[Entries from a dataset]
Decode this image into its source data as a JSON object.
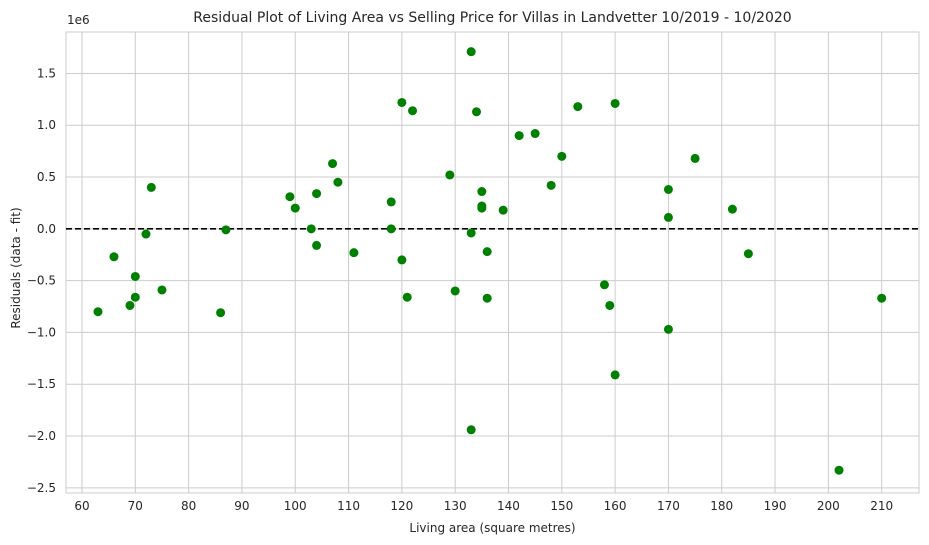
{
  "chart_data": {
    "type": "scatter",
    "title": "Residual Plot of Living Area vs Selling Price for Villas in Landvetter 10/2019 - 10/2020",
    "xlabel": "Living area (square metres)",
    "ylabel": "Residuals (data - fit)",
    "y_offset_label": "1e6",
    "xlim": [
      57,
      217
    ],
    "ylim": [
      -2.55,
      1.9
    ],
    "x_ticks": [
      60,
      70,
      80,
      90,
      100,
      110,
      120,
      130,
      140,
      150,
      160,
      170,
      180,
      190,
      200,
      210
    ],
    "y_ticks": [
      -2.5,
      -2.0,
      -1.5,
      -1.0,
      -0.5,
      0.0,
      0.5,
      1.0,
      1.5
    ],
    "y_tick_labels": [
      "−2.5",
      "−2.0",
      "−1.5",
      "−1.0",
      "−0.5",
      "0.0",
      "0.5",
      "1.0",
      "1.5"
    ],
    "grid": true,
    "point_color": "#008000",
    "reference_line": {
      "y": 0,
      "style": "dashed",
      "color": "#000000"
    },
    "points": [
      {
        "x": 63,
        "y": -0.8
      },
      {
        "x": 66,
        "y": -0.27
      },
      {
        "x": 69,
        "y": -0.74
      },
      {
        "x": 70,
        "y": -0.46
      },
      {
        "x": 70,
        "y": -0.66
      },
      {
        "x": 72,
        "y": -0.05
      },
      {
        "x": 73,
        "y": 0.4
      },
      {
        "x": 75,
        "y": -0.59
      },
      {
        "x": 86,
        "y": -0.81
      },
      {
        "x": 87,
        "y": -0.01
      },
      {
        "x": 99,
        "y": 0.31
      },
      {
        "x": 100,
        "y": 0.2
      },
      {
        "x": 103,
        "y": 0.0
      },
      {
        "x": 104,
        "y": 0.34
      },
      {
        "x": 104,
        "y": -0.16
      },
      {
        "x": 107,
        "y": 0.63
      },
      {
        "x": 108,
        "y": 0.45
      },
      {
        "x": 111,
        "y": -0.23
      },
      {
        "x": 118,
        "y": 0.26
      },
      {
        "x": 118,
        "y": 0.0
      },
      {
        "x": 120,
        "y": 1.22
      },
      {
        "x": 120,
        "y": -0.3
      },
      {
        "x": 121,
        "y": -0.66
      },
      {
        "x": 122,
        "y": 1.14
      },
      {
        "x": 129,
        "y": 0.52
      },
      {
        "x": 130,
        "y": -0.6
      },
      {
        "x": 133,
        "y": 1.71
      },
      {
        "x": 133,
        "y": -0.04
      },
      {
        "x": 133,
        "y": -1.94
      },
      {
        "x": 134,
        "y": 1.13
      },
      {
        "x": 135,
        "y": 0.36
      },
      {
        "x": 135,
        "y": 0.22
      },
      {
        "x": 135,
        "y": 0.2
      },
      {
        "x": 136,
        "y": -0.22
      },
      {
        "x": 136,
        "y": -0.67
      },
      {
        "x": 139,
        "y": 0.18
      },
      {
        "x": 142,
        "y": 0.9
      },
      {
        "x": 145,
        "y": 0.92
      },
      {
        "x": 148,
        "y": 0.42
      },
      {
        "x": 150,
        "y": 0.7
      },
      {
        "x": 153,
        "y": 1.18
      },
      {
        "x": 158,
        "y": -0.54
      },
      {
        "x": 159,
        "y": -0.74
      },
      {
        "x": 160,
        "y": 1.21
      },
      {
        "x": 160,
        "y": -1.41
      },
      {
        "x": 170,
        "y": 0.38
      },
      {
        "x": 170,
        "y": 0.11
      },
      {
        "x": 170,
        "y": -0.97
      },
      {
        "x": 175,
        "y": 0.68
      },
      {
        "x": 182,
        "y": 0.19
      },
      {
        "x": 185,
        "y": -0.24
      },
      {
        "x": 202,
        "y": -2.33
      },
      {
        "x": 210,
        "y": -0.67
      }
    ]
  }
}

• Required task
Which lines above hold the word "Living"? Copy each of them.

• Task response
    "title": "Residual Plot of Living Area vs Selling Price for Villas in Landvetter 10/2019 - 10/2020",
    "xlabel": "Living area (square metres)",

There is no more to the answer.